Task objective >>
Copy the rows word for word, starting at the first row and ending at the row that contains "figure-suptitle: Construction-Site-Safety-30 valid", with both of those rows included.

Task data >>
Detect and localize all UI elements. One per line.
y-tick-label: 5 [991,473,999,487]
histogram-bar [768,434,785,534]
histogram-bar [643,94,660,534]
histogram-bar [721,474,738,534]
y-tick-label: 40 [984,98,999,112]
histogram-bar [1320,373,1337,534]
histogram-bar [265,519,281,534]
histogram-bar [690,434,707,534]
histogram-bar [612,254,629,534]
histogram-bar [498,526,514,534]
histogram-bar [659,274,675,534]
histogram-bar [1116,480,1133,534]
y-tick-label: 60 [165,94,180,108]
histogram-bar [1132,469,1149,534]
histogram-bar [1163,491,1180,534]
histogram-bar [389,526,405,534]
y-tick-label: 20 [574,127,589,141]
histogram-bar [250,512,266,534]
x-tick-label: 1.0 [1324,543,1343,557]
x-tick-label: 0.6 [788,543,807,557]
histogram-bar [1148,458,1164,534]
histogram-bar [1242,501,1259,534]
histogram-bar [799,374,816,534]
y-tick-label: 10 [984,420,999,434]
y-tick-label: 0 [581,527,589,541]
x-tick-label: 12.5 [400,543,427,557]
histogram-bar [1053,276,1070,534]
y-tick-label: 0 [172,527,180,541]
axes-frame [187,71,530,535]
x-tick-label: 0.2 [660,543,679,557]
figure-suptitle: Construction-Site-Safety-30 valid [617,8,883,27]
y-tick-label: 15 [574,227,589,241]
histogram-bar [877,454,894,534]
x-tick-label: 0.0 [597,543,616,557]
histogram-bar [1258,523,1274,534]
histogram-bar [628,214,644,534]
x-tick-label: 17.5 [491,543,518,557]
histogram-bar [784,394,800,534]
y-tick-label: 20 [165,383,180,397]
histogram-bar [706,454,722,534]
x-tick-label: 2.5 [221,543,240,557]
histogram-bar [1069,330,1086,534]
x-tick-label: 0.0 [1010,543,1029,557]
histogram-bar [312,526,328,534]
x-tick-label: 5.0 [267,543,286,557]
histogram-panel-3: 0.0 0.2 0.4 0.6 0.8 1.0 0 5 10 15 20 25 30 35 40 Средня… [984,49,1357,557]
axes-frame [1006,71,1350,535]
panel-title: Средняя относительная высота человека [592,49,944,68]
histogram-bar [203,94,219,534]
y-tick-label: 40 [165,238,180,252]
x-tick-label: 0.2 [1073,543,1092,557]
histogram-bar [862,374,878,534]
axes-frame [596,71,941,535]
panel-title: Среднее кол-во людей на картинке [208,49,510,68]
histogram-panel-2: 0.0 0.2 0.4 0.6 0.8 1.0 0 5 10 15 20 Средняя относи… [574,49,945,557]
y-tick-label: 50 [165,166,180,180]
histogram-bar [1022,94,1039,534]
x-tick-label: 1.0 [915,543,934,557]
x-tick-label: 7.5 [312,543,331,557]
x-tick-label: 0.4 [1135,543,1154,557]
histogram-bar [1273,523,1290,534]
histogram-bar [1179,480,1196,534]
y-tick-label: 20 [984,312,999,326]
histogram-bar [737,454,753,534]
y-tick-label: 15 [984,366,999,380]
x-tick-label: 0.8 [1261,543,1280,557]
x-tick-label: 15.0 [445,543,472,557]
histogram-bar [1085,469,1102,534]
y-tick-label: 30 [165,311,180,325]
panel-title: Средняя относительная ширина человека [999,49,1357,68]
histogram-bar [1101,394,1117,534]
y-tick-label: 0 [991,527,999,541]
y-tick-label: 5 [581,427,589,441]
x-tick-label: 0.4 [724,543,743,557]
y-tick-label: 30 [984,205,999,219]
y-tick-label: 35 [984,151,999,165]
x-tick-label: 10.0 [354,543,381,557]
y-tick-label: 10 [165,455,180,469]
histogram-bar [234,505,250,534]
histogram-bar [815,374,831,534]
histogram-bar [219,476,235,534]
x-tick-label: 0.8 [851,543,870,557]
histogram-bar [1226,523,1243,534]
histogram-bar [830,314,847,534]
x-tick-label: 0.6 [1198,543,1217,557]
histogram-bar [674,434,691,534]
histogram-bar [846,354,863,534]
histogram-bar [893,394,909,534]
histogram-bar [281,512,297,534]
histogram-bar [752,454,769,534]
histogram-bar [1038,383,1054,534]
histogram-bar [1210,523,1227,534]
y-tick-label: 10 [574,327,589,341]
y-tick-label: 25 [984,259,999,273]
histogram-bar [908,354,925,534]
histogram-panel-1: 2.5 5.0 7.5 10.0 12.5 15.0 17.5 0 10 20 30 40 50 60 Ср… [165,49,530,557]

Solved exercise >>
Detect and localize all UI elements. One per line.
y-tick-label: 5 [991,473,999,487]
histogram-bar [768,434,785,534]
histogram-bar [643,94,660,534]
histogram-bar [721,474,738,534]
y-tick-label: 40 [984,98,999,112]
histogram-bar [1320,373,1337,534]
histogram-bar [265,519,281,534]
histogram-bar [690,434,707,534]
histogram-bar [612,254,629,534]
histogram-bar [498,526,514,534]
histogram-bar [659,274,675,534]
histogram-bar [1116,480,1133,534]
y-tick-label: 60 [165,94,180,108]
histogram-bar [1132,469,1149,534]
histogram-bar [1163,491,1180,534]
histogram-bar [389,526,405,534]
y-tick-label: 20 [574,127,589,141]
histogram-bar [250,512,266,534]
x-tick-label: 1.0 [1324,543,1343,557]
x-tick-label: 0.6 [788,543,807,557]
histogram-bar [1148,458,1164,534]
histogram-bar [1242,501,1259,534]
histogram-bar [799,374,816,534]
y-tick-label: 10 [984,420,999,434]
y-tick-label: 0 [581,527,589,541]
x-tick-label: 12.5 [400,543,427,557]
histogram-bar [1053,276,1070,534]
y-tick-label: 0 [172,527,180,541]
axes-frame [187,71,530,535]
x-tick-label: 0.2 [660,543,679,557]
figure-suptitle: Construction-Site-Safety-30 valid [617,8,883,27]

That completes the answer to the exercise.